* [Required task]: Every line below that mentions the word "giới" should be copied out.

Records from a data collection
-=-=-=-=-

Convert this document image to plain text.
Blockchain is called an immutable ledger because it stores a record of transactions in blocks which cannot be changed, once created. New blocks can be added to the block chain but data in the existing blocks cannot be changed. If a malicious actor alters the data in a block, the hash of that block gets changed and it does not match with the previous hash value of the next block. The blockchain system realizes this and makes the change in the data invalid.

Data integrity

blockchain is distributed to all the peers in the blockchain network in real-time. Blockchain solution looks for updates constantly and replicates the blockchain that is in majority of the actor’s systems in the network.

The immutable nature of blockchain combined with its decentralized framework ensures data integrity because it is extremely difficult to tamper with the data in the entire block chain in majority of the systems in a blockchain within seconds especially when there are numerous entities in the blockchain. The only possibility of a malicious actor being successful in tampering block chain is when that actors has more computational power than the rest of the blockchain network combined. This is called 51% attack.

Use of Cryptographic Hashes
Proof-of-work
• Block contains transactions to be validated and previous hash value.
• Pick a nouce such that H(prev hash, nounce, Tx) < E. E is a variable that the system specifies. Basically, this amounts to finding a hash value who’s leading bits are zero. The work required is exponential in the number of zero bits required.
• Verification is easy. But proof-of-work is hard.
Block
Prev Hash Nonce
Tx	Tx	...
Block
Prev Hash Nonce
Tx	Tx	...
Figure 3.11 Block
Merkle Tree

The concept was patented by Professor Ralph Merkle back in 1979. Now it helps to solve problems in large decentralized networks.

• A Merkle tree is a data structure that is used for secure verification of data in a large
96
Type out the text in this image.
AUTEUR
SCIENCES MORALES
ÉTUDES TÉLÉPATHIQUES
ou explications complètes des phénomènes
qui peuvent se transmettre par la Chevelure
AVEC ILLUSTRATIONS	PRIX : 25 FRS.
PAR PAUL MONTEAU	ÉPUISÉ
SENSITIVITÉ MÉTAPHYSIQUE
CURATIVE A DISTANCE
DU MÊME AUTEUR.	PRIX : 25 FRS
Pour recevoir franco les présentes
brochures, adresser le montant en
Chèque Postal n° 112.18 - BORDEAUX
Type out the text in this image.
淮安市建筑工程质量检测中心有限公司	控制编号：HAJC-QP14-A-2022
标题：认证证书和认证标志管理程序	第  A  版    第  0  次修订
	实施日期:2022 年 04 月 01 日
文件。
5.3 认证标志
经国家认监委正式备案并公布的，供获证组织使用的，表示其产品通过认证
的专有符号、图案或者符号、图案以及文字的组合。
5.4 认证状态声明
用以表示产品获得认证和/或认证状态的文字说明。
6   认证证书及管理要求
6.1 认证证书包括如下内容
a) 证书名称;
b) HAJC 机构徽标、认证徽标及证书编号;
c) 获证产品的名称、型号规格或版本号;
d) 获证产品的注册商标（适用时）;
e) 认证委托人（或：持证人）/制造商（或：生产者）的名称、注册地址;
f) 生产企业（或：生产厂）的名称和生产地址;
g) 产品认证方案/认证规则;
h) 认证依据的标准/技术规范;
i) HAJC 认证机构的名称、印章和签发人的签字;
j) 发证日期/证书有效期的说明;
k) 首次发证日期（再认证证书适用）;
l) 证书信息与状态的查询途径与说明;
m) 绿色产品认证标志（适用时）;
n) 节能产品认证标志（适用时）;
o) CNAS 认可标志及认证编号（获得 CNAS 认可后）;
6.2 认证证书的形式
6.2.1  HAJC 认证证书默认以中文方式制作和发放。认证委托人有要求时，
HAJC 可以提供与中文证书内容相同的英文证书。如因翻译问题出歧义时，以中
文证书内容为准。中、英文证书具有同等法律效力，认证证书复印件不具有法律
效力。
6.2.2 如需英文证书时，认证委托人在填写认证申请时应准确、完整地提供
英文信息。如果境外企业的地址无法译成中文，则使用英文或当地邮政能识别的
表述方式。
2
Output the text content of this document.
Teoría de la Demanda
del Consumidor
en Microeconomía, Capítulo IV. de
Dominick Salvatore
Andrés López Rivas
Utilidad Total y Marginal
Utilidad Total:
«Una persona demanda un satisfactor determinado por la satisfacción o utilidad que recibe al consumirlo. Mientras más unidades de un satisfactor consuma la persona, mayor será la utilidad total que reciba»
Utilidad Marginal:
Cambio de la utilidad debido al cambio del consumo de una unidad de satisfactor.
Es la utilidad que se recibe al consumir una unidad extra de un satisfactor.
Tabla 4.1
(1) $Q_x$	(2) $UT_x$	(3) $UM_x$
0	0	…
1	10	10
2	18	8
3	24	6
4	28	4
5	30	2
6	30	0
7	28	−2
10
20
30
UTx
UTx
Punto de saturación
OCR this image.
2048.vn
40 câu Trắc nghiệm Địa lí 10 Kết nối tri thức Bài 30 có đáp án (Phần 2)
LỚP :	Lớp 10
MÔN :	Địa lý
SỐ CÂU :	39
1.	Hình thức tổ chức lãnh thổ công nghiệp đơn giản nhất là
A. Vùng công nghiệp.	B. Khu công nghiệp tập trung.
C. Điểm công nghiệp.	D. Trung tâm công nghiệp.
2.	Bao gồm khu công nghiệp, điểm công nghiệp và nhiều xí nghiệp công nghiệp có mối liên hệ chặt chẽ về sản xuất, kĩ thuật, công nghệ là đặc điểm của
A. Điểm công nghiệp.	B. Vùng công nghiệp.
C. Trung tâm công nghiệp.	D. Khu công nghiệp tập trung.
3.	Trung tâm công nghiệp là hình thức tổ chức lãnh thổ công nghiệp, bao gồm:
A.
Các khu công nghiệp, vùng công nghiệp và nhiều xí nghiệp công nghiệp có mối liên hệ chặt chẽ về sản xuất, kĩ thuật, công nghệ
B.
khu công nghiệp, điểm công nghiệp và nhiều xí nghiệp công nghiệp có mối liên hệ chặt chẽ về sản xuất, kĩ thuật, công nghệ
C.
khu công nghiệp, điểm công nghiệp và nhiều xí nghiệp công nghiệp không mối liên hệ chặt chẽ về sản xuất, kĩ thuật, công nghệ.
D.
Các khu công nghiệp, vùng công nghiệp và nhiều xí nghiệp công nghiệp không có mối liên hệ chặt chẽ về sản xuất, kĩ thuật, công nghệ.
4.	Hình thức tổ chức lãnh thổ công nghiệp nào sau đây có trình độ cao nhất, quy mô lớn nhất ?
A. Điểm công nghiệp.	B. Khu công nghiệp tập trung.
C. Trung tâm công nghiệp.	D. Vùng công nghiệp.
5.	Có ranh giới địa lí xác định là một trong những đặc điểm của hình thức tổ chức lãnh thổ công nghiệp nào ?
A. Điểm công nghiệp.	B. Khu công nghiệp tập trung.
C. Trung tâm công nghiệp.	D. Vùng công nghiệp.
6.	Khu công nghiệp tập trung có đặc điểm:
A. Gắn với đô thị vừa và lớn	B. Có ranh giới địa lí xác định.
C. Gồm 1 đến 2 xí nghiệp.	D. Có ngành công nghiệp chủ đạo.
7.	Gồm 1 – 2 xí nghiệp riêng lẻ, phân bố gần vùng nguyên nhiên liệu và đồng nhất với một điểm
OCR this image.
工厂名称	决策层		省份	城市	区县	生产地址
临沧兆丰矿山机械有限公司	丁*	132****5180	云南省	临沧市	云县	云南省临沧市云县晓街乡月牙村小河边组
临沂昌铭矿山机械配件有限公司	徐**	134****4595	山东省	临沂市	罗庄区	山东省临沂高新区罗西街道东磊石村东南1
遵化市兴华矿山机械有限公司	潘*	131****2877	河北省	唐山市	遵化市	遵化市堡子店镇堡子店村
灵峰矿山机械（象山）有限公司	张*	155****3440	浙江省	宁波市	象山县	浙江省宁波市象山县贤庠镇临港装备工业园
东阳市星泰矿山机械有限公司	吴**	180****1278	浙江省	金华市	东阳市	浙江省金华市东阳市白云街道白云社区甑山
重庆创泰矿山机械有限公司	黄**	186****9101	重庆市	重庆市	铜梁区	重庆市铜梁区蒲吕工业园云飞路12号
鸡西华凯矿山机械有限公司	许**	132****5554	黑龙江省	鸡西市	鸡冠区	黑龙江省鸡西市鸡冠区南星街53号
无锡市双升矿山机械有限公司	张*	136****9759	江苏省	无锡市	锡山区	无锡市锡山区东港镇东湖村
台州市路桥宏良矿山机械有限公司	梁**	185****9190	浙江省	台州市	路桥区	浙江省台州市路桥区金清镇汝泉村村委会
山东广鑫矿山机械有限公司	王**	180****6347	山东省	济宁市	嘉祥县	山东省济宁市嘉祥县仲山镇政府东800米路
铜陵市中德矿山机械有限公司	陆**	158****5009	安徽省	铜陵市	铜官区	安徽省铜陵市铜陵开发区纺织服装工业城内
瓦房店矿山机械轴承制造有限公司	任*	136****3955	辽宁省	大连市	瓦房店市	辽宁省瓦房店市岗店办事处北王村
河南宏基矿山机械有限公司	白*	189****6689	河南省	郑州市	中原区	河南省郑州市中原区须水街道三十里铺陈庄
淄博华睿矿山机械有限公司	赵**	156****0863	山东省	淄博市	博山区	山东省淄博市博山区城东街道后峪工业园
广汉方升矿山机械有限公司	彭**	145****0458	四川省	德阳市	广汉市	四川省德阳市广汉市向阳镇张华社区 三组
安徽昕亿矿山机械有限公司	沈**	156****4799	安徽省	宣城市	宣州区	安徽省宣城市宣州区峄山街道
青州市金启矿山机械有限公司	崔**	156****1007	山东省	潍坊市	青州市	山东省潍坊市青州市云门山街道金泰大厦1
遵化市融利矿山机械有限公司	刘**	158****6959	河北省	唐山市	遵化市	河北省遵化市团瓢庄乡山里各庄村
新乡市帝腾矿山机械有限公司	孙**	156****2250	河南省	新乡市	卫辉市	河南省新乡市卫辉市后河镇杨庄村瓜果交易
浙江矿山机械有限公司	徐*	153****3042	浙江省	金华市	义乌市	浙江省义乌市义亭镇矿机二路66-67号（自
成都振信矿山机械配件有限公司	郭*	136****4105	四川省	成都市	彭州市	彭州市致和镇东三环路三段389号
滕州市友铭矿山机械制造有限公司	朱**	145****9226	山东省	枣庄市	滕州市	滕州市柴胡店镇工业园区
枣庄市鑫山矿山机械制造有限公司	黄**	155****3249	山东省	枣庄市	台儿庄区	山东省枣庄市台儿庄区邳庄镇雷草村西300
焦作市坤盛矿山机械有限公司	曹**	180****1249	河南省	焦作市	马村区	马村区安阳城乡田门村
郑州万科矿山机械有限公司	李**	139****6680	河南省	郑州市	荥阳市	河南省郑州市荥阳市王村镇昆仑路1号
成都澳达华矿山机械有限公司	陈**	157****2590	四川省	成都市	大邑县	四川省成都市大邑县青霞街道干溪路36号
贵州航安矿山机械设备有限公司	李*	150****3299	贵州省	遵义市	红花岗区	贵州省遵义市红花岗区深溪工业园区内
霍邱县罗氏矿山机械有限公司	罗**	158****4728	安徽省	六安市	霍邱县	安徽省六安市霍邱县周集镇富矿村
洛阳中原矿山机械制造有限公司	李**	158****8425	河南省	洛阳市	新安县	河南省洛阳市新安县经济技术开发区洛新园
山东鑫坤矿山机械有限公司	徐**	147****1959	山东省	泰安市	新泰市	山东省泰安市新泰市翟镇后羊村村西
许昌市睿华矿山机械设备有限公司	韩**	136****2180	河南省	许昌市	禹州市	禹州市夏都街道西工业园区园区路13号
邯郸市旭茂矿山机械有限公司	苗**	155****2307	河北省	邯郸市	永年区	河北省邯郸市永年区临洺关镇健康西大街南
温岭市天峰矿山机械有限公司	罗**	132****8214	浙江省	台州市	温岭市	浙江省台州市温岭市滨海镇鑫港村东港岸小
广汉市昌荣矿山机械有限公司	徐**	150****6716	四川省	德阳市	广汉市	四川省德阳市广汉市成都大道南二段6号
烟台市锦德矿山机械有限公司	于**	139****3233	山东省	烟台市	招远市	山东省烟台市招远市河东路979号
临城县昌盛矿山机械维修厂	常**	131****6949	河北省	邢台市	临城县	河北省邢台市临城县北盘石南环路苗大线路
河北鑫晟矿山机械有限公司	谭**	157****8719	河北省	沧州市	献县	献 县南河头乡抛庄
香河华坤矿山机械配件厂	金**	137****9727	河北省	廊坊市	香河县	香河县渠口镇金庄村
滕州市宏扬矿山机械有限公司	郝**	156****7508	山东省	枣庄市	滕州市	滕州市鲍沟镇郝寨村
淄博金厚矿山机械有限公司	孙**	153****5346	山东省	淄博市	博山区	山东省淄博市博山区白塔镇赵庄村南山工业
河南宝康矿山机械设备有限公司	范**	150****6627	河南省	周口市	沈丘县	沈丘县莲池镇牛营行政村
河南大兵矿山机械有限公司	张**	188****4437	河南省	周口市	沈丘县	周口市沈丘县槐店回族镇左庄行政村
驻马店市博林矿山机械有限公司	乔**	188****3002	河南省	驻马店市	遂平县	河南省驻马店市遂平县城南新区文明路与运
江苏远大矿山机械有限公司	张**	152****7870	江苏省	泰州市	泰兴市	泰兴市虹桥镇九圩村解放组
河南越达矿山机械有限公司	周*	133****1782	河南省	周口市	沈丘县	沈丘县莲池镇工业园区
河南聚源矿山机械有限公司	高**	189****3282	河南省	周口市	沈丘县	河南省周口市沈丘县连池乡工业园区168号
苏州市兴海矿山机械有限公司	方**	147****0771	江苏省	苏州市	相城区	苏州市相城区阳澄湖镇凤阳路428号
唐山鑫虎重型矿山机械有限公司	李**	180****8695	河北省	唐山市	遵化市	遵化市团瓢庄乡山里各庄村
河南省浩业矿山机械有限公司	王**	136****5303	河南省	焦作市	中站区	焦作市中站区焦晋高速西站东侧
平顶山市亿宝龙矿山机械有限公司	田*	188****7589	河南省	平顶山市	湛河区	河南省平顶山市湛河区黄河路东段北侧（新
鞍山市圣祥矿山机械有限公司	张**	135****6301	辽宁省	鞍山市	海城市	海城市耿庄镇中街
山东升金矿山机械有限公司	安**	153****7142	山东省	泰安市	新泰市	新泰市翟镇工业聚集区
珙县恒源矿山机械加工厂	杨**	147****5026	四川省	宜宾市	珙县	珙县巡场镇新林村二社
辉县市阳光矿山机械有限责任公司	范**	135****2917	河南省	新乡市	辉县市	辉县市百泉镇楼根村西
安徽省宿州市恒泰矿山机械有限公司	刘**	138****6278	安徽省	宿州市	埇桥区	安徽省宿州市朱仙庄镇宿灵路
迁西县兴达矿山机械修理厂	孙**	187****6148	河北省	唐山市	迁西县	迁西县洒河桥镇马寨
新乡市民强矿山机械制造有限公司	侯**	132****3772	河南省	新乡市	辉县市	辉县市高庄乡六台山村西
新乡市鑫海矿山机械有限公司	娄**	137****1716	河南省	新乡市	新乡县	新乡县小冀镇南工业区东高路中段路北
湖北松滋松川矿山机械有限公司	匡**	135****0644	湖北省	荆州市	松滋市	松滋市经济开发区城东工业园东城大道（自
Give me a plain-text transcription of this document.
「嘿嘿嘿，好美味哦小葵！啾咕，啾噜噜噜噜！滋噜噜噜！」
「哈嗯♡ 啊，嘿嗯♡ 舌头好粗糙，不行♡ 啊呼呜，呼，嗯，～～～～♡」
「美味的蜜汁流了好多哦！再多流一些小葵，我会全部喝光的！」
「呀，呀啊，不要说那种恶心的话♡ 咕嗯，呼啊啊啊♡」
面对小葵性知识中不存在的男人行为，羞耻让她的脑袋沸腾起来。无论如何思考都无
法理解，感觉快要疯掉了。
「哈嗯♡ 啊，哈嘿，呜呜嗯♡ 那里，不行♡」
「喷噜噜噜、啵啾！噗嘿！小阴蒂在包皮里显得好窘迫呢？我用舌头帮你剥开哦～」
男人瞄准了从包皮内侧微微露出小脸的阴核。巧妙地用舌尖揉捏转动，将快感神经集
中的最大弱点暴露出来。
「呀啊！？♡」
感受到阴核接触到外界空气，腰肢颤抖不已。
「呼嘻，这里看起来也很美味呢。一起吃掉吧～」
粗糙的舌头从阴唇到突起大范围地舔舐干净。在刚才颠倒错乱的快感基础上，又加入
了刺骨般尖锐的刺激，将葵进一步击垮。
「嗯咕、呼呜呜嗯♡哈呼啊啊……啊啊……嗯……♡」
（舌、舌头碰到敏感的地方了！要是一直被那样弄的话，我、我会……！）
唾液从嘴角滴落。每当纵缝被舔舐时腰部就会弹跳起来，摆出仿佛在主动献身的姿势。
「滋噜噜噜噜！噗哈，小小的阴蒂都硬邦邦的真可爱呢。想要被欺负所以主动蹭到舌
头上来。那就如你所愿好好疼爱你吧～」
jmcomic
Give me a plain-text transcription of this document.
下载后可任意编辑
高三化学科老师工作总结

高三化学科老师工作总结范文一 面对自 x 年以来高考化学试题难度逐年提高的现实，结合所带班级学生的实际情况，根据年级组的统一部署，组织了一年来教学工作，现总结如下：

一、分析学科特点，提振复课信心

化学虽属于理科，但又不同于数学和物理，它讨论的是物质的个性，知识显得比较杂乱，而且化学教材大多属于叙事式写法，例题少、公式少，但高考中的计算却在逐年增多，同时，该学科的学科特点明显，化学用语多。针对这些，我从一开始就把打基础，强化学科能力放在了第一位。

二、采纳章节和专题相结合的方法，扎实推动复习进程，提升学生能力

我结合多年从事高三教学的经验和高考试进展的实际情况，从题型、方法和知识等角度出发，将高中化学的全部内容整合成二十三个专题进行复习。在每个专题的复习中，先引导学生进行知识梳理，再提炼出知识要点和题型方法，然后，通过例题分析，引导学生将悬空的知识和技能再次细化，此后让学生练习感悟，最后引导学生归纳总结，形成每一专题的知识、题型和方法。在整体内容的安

-=-=-=-=-

* [Correct result]:
5.	Có ranh giới địa lí xác định là một trong những đặc điểm của hình thức tổ chức lãnh thổ công nghiệp nào ?
A. Gắn với đô thị vừa và lớn	B. Có ranh giới địa lí xác định.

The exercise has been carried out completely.